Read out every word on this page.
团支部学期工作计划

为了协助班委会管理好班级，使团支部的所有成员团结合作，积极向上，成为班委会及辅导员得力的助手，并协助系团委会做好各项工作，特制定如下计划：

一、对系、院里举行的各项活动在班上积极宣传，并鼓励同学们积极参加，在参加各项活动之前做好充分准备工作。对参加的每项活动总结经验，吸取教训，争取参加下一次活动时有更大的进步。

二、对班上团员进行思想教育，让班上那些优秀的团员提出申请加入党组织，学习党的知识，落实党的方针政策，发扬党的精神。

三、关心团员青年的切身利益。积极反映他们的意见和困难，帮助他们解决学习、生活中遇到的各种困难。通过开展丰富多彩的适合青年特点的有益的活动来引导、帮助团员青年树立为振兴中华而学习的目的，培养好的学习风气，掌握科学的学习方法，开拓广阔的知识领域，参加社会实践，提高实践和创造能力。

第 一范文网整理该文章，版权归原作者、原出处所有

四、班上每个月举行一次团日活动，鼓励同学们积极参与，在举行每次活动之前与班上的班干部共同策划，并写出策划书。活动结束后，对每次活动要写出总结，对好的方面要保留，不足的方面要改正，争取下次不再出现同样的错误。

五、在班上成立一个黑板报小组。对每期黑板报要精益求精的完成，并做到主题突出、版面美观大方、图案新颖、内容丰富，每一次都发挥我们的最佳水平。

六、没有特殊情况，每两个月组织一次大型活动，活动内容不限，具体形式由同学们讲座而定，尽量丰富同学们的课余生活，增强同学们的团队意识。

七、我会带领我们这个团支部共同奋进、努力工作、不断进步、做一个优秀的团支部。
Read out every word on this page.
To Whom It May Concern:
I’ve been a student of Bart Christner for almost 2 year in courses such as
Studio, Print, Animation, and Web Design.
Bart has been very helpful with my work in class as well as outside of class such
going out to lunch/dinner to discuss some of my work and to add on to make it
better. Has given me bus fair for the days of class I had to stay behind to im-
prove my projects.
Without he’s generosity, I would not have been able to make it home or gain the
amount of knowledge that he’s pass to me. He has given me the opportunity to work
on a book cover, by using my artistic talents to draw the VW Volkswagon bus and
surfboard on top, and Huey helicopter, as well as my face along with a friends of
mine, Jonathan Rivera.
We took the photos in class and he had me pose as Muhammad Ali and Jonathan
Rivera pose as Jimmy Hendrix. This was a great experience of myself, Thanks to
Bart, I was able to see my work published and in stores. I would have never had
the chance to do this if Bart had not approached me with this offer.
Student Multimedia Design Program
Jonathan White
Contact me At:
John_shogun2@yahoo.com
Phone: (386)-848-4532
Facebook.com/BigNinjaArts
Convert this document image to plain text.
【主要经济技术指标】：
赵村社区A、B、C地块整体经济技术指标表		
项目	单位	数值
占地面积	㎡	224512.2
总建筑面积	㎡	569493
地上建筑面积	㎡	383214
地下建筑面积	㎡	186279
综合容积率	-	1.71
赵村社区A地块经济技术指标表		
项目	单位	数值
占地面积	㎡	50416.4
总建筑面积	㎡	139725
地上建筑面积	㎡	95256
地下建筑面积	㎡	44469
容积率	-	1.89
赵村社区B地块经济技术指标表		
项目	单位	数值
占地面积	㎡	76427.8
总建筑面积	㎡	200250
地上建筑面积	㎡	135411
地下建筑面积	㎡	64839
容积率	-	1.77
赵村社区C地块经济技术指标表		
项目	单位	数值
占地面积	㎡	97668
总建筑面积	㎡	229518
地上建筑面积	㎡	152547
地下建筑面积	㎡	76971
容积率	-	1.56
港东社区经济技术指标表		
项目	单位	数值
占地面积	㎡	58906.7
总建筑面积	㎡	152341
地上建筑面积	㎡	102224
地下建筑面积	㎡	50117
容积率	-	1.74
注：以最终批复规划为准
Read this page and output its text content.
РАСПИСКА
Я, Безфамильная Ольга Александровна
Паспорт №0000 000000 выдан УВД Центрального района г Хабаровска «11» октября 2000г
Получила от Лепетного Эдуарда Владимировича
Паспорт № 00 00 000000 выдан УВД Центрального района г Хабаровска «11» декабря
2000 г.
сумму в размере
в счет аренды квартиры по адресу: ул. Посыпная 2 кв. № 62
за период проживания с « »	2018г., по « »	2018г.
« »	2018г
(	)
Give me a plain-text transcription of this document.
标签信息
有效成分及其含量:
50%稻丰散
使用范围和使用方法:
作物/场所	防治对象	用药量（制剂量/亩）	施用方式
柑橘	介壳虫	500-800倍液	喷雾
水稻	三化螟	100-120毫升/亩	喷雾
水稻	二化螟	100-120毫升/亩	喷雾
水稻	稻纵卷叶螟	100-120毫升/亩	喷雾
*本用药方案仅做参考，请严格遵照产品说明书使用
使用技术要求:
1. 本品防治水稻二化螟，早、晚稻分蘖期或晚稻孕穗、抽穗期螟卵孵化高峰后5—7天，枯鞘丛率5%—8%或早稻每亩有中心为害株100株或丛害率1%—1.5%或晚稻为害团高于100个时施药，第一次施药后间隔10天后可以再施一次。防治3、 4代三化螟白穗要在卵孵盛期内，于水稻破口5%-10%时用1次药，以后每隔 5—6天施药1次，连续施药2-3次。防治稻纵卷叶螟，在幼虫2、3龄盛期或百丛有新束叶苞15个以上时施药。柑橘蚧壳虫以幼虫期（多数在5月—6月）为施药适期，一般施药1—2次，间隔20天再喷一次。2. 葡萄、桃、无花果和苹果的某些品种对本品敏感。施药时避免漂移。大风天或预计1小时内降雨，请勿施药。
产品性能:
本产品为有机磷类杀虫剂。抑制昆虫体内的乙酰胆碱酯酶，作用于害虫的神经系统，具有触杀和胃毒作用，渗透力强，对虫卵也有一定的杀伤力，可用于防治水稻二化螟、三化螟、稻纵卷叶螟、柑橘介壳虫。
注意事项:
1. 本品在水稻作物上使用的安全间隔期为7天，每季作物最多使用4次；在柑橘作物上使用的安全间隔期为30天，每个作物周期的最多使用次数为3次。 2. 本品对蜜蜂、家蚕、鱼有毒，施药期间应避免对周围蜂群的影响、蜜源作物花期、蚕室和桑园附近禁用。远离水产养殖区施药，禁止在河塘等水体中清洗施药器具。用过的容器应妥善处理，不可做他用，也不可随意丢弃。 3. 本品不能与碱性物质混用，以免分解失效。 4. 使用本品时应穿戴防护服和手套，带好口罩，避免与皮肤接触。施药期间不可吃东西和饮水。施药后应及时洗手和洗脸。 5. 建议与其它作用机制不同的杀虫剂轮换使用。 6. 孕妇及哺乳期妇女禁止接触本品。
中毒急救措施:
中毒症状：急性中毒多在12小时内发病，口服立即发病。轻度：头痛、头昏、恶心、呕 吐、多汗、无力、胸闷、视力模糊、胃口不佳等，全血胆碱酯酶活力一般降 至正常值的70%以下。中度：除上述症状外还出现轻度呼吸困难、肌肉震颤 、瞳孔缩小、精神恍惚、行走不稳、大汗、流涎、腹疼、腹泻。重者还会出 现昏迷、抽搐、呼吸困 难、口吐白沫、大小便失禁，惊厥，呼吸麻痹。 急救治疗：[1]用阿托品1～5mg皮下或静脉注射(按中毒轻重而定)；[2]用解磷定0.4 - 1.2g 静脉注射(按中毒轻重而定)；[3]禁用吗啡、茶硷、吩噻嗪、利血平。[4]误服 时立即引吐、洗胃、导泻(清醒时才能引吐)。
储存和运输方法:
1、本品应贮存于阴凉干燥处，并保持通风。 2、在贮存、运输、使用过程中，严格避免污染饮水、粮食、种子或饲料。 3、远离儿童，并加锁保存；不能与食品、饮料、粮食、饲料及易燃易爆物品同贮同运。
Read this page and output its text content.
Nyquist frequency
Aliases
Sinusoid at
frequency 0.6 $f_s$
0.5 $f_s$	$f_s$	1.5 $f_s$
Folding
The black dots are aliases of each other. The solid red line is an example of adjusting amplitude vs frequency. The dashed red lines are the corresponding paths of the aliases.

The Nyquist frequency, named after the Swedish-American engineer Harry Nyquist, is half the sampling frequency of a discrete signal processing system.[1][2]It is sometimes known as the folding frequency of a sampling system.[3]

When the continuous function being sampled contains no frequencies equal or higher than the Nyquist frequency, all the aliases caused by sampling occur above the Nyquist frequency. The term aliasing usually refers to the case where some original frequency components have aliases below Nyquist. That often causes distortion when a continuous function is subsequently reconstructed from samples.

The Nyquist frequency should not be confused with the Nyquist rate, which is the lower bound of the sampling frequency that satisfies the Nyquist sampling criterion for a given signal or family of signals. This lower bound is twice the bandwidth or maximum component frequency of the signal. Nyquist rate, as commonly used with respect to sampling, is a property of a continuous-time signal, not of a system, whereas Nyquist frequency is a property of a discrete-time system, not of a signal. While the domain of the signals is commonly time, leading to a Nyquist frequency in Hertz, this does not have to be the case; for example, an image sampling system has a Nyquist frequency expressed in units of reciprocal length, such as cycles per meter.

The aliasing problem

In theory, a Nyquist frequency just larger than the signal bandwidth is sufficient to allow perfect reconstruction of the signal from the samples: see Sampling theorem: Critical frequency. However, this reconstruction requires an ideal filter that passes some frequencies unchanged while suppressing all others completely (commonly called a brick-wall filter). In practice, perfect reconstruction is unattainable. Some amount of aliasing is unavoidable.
══════
Short problem: Copy out each line of the data containing the string "地下建筑面积".

The completed task:
地下建筑面积	㎡	186279
地下建筑面积	㎡	44469
地下建筑面积	㎡	64839
地下建筑面积	㎡	76971
地下建筑面积	㎡	50117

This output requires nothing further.